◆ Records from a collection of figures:
>>

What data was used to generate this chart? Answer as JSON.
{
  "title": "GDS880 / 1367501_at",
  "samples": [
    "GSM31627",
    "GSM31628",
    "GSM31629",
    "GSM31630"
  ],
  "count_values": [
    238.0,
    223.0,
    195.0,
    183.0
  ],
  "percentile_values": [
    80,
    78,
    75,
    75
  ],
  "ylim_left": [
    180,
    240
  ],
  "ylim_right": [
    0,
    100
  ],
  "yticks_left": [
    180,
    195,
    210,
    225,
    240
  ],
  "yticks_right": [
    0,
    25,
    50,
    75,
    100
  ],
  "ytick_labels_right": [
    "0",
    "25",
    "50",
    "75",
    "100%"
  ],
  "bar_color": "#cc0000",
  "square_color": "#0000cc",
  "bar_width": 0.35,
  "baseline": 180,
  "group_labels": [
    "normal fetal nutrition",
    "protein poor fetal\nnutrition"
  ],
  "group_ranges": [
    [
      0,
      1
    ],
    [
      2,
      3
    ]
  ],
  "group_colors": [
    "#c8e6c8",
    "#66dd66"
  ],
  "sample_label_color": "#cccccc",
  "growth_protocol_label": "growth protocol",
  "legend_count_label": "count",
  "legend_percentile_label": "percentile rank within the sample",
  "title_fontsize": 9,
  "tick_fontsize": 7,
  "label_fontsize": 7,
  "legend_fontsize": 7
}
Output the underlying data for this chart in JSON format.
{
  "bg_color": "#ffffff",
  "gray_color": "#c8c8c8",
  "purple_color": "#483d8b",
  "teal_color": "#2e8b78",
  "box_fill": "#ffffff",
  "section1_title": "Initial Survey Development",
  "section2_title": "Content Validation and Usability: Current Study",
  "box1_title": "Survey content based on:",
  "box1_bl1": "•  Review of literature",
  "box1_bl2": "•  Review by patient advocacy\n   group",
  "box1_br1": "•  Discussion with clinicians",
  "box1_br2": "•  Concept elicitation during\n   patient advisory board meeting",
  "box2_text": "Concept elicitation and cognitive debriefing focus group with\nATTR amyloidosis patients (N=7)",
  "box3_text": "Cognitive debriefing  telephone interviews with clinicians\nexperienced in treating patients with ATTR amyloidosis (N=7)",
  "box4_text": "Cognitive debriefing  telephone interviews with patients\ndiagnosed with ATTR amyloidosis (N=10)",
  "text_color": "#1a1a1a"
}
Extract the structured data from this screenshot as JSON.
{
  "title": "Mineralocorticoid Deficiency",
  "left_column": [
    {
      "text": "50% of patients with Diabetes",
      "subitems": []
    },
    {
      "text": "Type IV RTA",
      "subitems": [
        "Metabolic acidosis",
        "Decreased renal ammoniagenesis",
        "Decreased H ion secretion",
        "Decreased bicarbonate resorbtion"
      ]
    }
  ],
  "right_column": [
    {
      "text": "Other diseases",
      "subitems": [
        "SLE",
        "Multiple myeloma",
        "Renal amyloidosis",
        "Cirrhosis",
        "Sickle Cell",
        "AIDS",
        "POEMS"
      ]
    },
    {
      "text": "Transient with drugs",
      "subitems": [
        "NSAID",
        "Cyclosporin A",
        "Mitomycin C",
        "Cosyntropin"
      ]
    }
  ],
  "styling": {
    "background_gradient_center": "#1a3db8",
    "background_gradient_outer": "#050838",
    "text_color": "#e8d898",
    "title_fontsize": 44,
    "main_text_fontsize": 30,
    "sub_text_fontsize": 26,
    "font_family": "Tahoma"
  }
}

<<

◆ EXERCISE BRIEF: Search the data above for the string "Decreased" and copy each line that has it.

◆ FINISHED TASK:
        "Decreased renal ammoniagenesis",
        "Decreased H ion secretion",
        "Decreased bicarbonate resorbtion"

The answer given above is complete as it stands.